__Set exercise__:
Where a line of the listing below includes the word "account", reproduce that line.

__Records shown__:
[start]

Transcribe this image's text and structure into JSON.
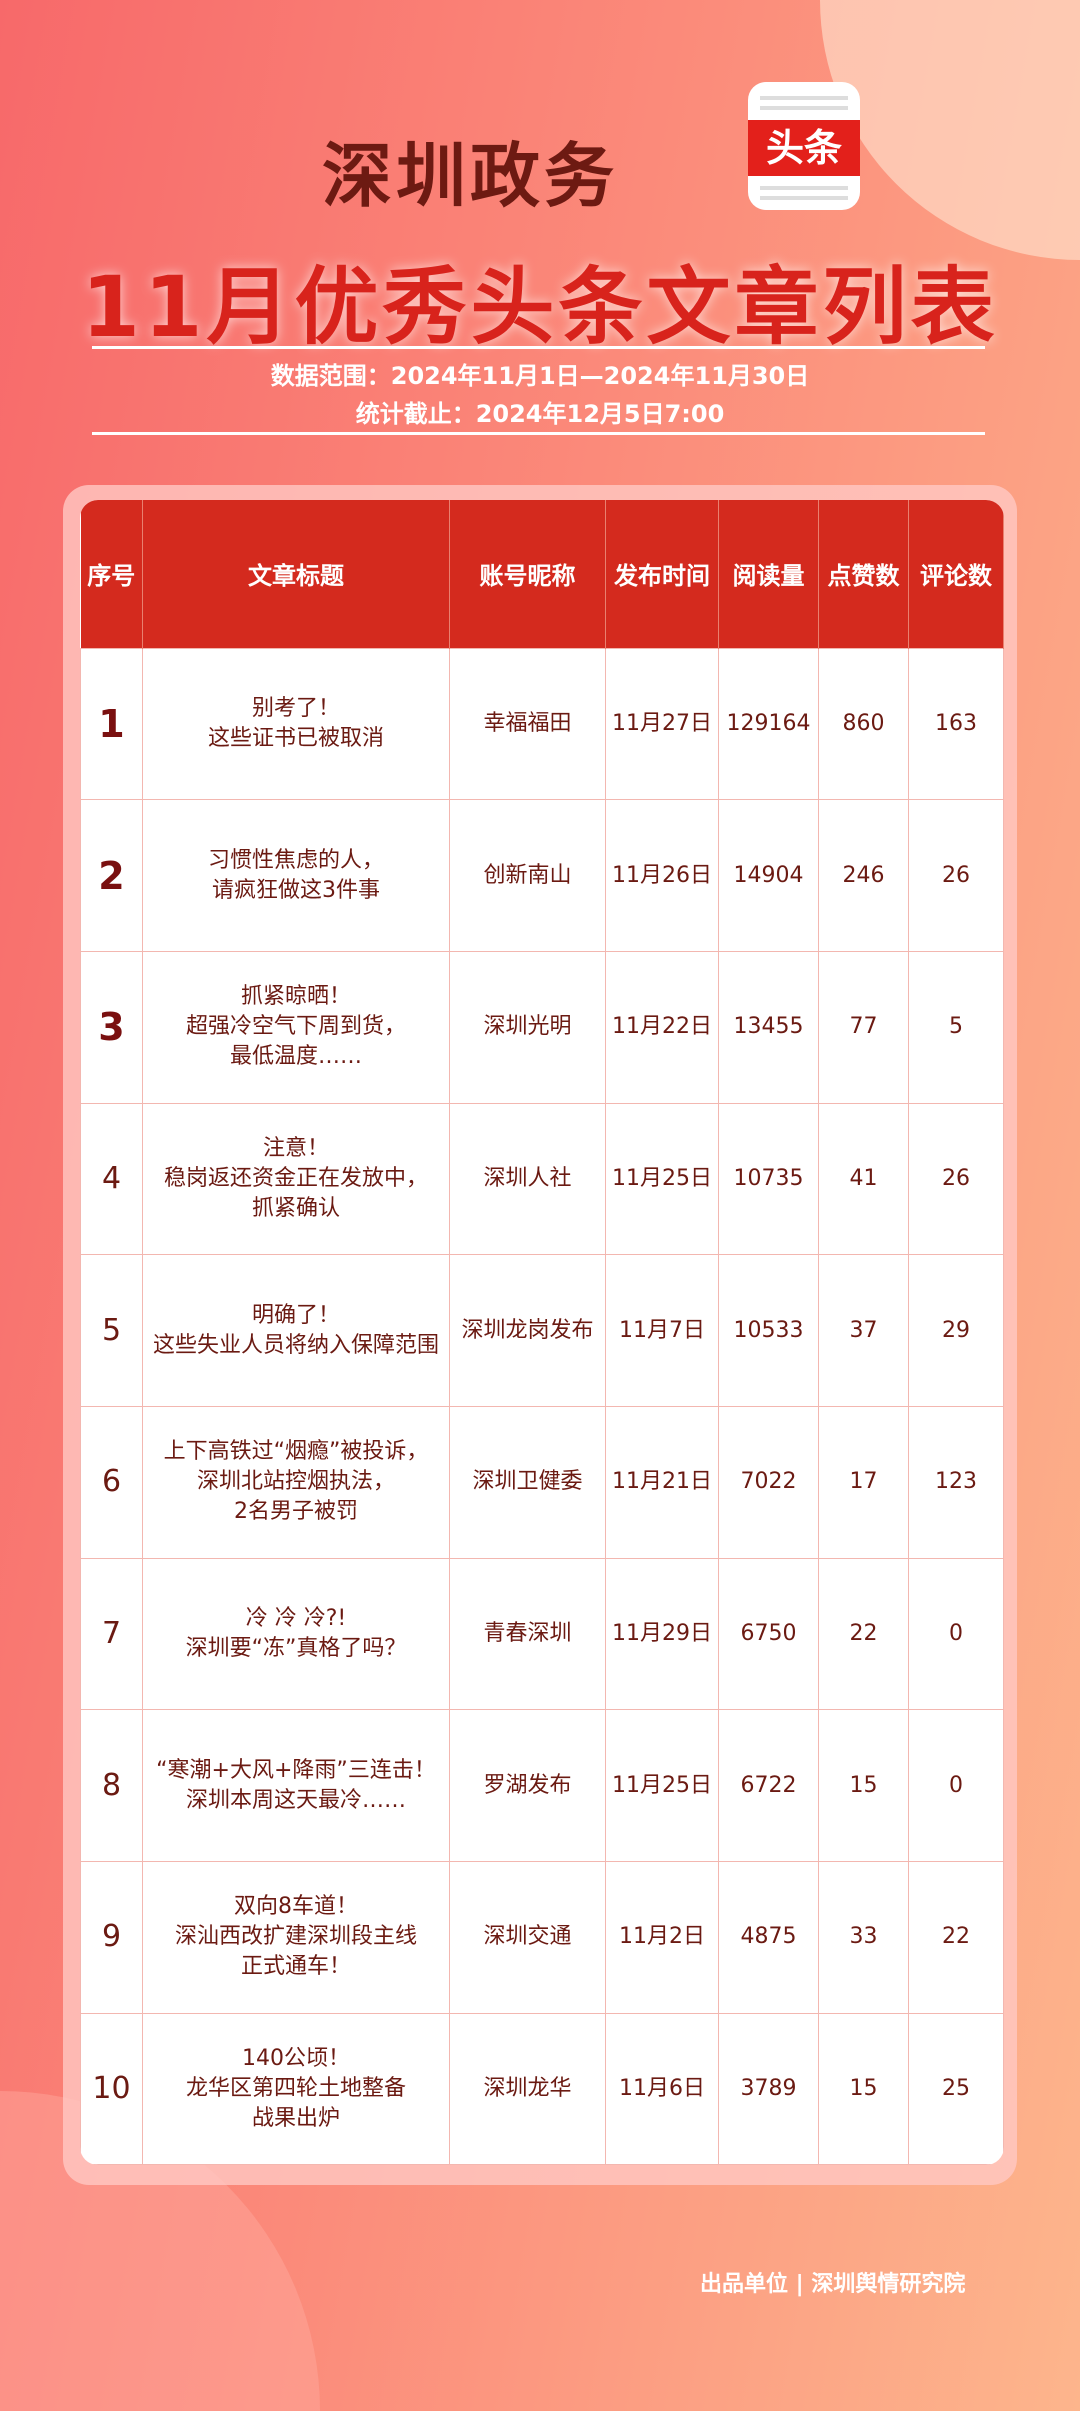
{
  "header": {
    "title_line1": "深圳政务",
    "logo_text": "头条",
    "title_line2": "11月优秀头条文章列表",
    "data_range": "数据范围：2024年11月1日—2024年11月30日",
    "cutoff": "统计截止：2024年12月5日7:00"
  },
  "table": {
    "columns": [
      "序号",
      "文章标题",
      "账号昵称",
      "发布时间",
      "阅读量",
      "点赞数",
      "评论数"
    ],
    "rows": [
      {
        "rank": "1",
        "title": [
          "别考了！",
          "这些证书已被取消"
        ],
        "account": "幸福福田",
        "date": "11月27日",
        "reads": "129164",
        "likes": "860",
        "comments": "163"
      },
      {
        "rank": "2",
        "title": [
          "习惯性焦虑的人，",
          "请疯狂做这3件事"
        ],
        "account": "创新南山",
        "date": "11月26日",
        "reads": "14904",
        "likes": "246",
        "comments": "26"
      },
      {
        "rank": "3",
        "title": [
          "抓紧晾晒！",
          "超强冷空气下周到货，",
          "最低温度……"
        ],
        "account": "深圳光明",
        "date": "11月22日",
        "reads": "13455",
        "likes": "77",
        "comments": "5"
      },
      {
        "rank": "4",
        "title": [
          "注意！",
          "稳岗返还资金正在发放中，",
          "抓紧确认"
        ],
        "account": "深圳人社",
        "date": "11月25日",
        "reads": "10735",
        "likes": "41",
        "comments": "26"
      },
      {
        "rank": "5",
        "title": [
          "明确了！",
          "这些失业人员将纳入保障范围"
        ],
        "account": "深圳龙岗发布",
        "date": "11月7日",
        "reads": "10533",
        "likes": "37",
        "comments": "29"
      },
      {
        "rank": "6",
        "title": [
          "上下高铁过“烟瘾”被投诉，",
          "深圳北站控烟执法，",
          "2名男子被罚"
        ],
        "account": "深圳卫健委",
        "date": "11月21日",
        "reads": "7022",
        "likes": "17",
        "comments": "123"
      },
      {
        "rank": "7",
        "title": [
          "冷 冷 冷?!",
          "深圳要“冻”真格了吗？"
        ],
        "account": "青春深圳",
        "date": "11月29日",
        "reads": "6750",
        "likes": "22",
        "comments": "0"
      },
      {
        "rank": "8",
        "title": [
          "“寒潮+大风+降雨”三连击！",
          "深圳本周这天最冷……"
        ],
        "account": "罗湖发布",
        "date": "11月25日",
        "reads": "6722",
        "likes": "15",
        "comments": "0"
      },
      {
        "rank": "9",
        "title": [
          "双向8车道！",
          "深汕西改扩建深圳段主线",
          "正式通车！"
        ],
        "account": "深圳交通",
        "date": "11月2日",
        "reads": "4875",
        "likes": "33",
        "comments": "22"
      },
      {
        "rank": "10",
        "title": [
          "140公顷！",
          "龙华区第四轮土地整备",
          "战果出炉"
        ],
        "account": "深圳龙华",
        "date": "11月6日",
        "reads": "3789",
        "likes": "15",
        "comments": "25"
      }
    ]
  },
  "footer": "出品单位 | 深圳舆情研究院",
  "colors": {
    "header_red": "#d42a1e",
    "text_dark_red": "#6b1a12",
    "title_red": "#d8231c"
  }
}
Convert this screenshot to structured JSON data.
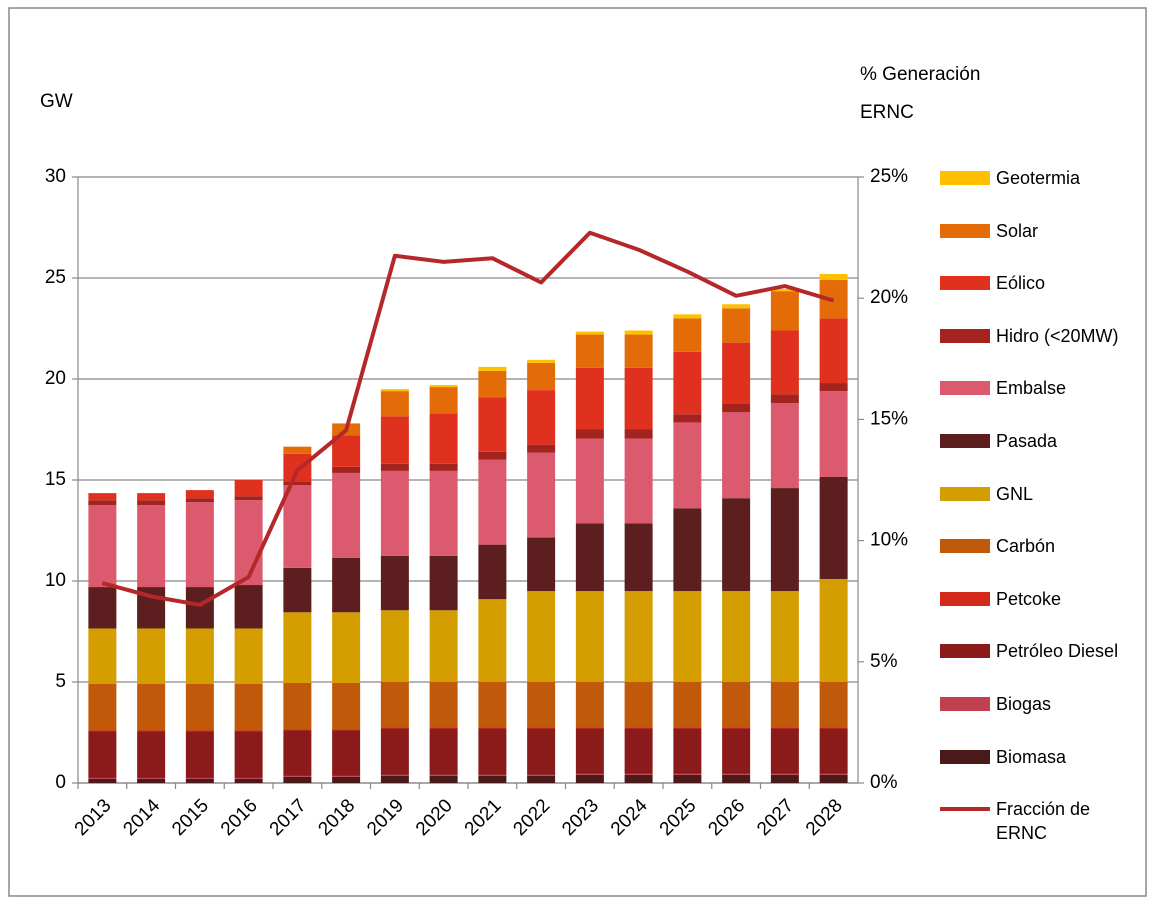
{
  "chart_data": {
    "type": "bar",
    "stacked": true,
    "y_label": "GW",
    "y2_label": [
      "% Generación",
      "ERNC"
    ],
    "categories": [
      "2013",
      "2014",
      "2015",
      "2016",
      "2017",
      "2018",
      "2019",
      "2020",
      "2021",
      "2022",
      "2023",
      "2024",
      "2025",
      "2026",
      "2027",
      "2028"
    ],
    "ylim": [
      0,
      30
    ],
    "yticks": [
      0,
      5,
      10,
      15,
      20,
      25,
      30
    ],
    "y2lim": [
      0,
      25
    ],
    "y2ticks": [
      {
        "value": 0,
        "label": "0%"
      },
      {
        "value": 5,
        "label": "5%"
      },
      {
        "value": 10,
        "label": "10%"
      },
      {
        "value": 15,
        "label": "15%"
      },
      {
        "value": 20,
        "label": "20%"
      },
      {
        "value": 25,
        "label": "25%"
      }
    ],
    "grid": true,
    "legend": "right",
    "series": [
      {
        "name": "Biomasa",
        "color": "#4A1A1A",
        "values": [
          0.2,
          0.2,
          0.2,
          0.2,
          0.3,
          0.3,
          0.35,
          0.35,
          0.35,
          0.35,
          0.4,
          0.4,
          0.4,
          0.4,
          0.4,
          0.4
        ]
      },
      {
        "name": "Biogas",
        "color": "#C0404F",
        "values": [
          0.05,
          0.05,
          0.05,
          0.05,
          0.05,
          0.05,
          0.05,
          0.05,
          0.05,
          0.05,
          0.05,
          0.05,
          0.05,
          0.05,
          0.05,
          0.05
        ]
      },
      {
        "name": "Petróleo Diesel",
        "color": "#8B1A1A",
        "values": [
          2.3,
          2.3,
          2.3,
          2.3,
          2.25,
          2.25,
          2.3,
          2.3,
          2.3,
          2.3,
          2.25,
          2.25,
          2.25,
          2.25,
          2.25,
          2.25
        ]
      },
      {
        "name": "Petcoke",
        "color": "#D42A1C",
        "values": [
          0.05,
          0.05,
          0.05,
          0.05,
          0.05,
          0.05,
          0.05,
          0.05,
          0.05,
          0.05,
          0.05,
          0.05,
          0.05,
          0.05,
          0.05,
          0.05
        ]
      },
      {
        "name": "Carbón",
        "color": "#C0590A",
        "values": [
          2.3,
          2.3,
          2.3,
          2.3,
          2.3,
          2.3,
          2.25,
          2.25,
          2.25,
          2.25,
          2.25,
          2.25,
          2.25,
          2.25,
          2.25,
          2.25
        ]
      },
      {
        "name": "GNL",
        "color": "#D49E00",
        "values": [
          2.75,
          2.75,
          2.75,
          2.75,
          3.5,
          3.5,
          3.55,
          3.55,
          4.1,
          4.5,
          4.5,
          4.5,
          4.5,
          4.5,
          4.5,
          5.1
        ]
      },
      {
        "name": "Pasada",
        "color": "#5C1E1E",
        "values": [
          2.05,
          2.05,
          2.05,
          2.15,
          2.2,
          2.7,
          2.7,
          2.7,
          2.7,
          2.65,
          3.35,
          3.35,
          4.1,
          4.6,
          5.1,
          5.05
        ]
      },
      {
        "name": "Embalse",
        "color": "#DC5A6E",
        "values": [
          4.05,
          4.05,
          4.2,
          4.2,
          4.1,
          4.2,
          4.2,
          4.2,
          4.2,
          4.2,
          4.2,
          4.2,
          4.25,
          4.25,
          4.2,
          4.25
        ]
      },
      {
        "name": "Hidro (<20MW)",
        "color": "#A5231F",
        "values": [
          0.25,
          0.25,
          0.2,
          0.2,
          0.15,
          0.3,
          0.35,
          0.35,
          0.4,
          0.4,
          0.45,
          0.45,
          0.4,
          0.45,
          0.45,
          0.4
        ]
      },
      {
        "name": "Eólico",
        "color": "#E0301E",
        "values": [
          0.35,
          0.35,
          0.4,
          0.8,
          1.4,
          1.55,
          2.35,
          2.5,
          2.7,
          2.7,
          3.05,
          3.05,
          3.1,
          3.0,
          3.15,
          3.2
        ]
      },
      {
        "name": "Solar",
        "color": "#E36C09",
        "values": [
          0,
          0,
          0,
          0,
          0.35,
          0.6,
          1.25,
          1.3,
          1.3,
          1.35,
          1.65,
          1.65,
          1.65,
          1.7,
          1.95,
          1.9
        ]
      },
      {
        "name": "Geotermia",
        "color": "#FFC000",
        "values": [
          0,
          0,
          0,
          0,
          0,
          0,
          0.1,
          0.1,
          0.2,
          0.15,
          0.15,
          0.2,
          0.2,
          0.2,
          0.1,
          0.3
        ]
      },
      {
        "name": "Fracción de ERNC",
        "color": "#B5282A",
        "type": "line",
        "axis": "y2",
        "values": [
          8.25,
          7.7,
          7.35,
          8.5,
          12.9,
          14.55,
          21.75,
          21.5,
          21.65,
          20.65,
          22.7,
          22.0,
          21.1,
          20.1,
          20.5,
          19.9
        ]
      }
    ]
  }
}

[end]

__Solution for this task__:
        "account": "幸福福田",
        "account": "创新南山",
        "account": "深圳光明",
        "account": "深圳人社",
        "account": "深圳龙岗发布",
        "account": "深圳卫健委",
        "account": "青春深圳",
        "account": "罗湖发布",
        "account": "深圳交通",
        "account": "深圳龙华",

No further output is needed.